§ Description of the task
In the entries below, identify every line with the string "Wireless" and copy it.

- - - - - - -

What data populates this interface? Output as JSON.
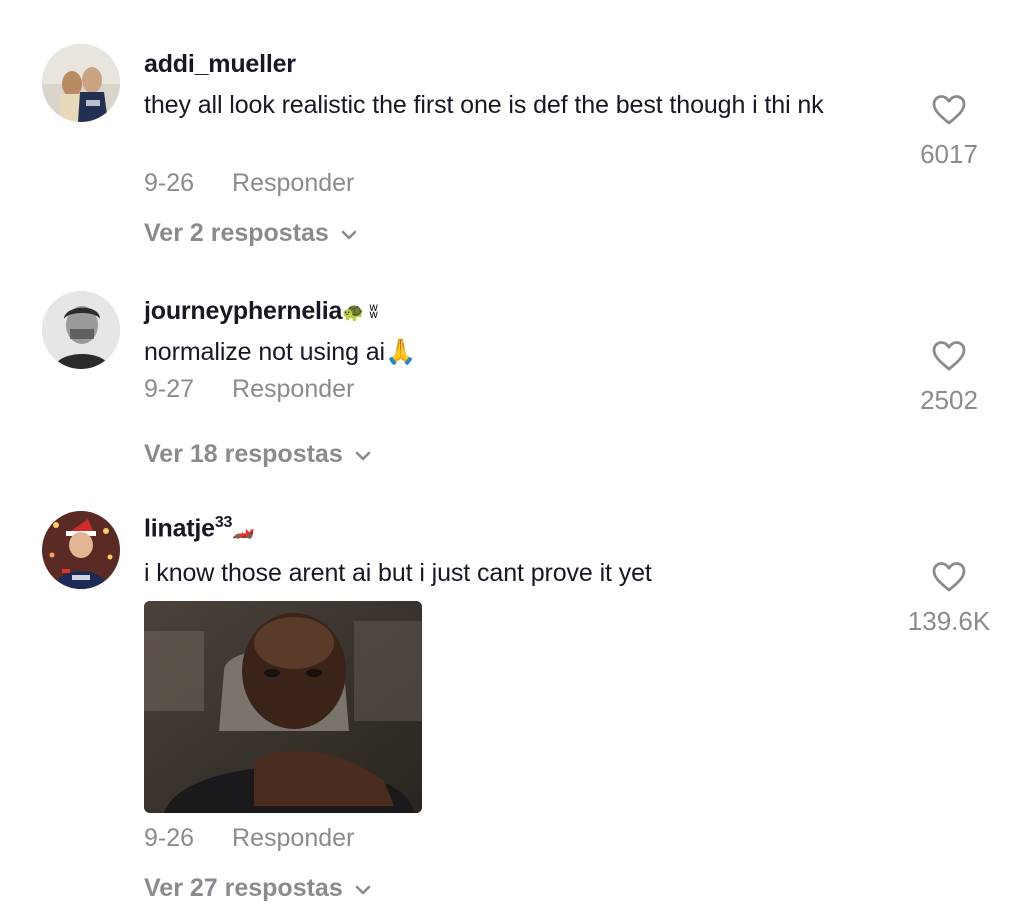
{
  "comments": [
    {
      "username": "addi_mueller",
      "username_emoji": "",
      "text": "they all look realistic the first one is def the best though i thi nk",
      "date": "9-26",
      "reply_label": "Responder",
      "replies_label": "Ver 2 respostas",
      "likes": "6017",
      "avatar_icon": "user-photo-icon"
    },
    {
      "username": "journeyphernelia",
      "username_emoji": "🐢 ʬ",
      "text": "normalize not using ai🙏",
      "date": "9-27",
      "reply_label": "Responder",
      "replies_label": "Ver 18 respostas",
      "likes": "2502",
      "avatar_icon": "user-photo-icon"
    },
    {
      "username": "linatje",
      "username_sup": "33",
      "username_emoji": "🏎️",
      "text": "i know those arent ai but i just cant prove it yet",
      "date": "9-26",
      "reply_label": "Responder",
      "replies_label": "Ver 27 respostas",
      "likes": "139.6K",
      "avatar_icon": "user-photo-icon",
      "attachment": "gif-image"
    }
  ],
  "icons": {
    "like": "heart-outline-icon",
    "expand": "chevron-down-icon"
  },
  "colors": {
    "primary_text": "#161823",
    "secondary_text": "#8a8b91"
  }
}
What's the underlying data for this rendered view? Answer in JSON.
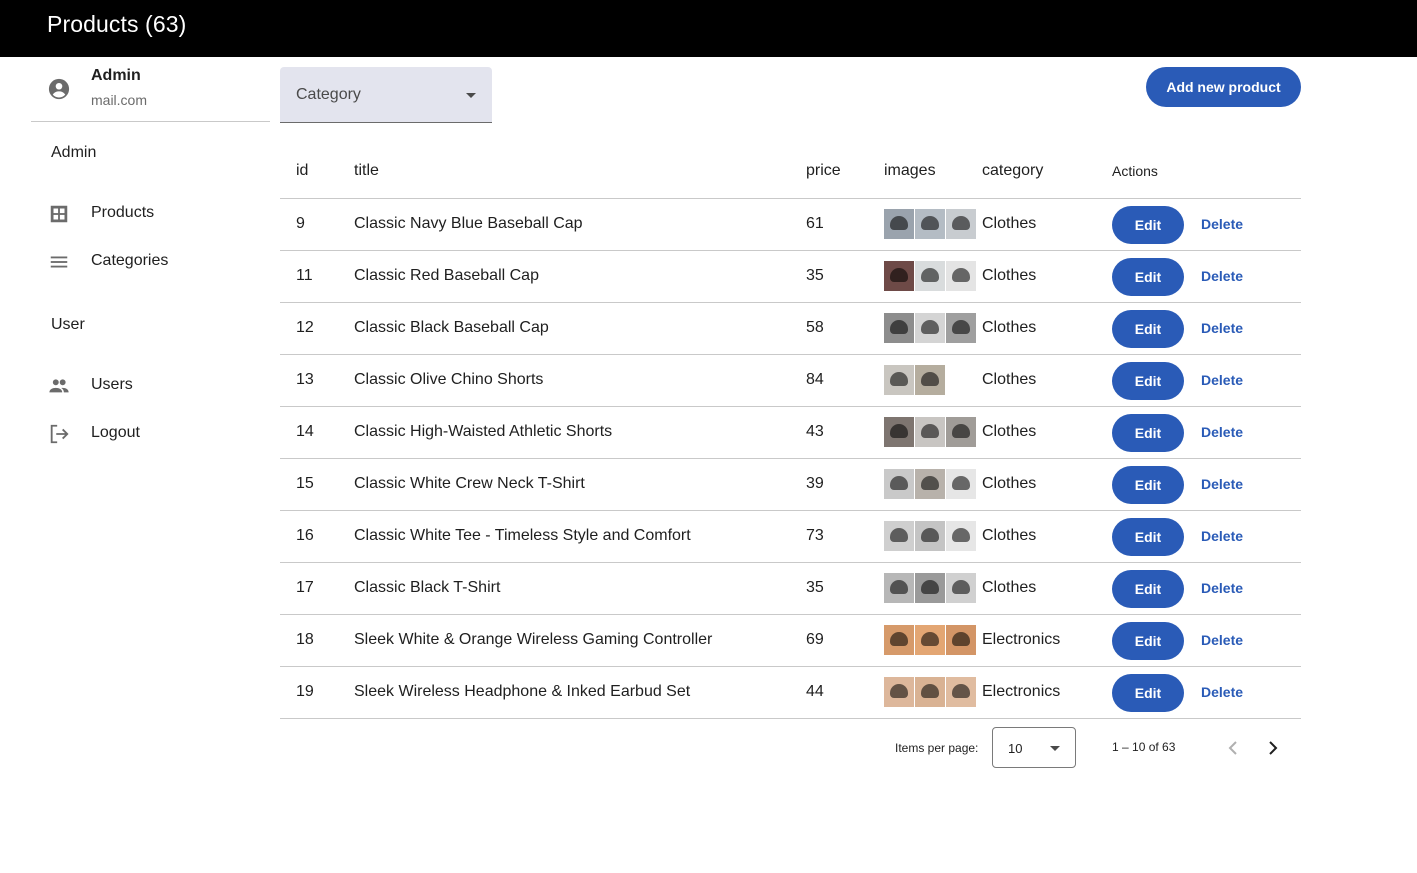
{
  "header": {
    "title": "Products  (63)"
  },
  "sidebar": {
    "profile": {
      "name": "Admin",
      "email": "mail.com",
      "icon": "account-circle-icon"
    },
    "sections": [
      {
        "title": "Admin",
        "items": [
          {
            "label": "Products",
            "icon": "grid-icon"
          },
          {
            "label": "Categories",
            "icon": "menu-icon"
          }
        ]
      },
      {
        "title": "User",
        "items": [
          {
            "label": "Users",
            "icon": "people-icon"
          },
          {
            "label": "Logout",
            "icon": "logout-icon"
          }
        ]
      }
    ]
  },
  "filter": {
    "label": "Category"
  },
  "toolbar": {
    "add_label": "Add new product"
  },
  "table": {
    "columns": [
      "id",
      "title",
      "price",
      "images",
      "category",
      "Actions"
    ],
    "edit_label": "Edit",
    "delete_label": "Delete",
    "rows": [
      {
        "id": "9",
        "title": "Classic Navy Blue Baseball Cap",
        "price": "61",
        "category": "Clothes",
        "thumbs": [
          "#9aa3ad",
          "#b4bcc4",
          "#c8ccd0"
        ]
      },
      {
        "id": "11",
        "title": "Classic Red Baseball Cap",
        "price": "35",
        "category": "Clothes",
        "thumbs": [
          "#6e4a47",
          "#d9dcdd",
          "#e4e4e4"
        ]
      },
      {
        "id": "12",
        "title": "Classic Black Baseball Cap",
        "price": "58",
        "category": "Clothes",
        "thumbs": [
          "#8d8d8d",
          "#d4d4d4",
          "#9f9f9f"
        ]
      },
      {
        "id": "13",
        "title": "Classic Olive Chino Shorts",
        "price": "84",
        "category": "Clothes",
        "thumbs": [
          "#c9c6c0",
          "#b5ad9e"
        ]
      },
      {
        "id": "14",
        "title": "Classic High-Waisted Athletic Shorts",
        "price": "43",
        "category": "Clothes",
        "thumbs": [
          "#7e7570",
          "#c8c5c2",
          "#a09c98"
        ]
      },
      {
        "id": "15",
        "title": "Classic White Crew Neck T-Shirt",
        "price": "39",
        "category": "Clothes",
        "thumbs": [
          "#c9c9c9",
          "#b8b2ab",
          "#e6e6e6"
        ]
      },
      {
        "id": "16",
        "title": "Classic White Tee - Timeless Style and Comfort",
        "price": "73",
        "category": "Clothes",
        "thumbs": [
          "#cfcfcf",
          "#c4c4c4",
          "#e6e6e6"
        ]
      },
      {
        "id": "17",
        "title": "Classic Black T-Shirt",
        "price": "35",
        "category": "Clothes",
        "thumbs": [
          "#b7b7b7",
          "#9a9a9a",
          "#d0d0d0"
        ]
      },
      {
        "id": "18",
        "title": "Sleek White & Orange Wireless Gaming Controller",
        "price": "69",
        "category": "Electronics",
        "thumbs": [
          "#d69a6a",
          "#e3a673",
          "#d39566"
        ]
      },
      {
        "id": "19",
        "title": "Sleek Wireless Headphone & Inked Earbud Set",
        "price": "44",
        "category": "Electronics",
        "thumbs": [
          "#ddb79b",
          "#d9b293",
          "#e0bca0"
        ]
      }
    ]
  },
  "paginator": {
    "items_per_page_label": "Items per page:",
    "page_size": "10",
    "range_label": "1 – 10 of 63",
    "prev_icon": "chevron-left-icon",
    "next_icon": "chevron-right-icon"
  },
  "colors": {
    "primary": "#2a5bb7",
    "topbar": "#000000",
    "select_bg": "#e3e4ee"
  }
}
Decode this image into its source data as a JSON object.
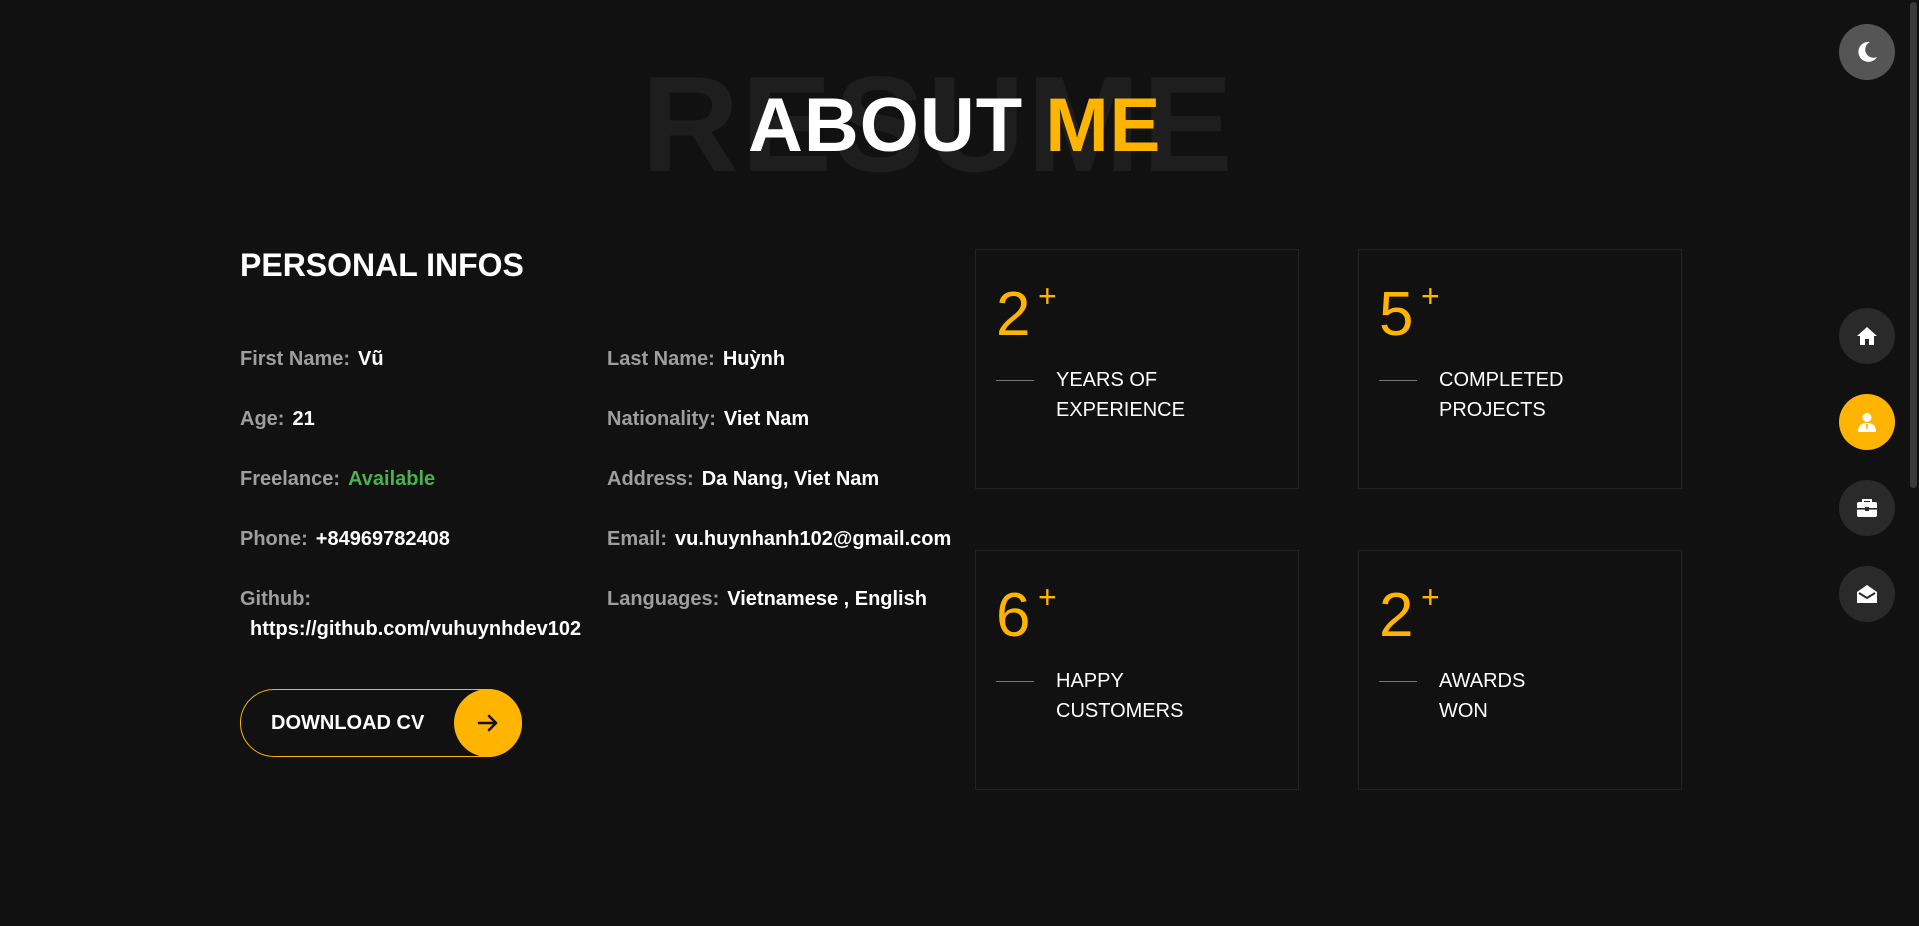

- - - - - - -

§ Task output
        "title": "Sleek White & Orange Wireless Gaming Controller",
        "title": "Sleek Wireless Headphone & Inked Earbud Set",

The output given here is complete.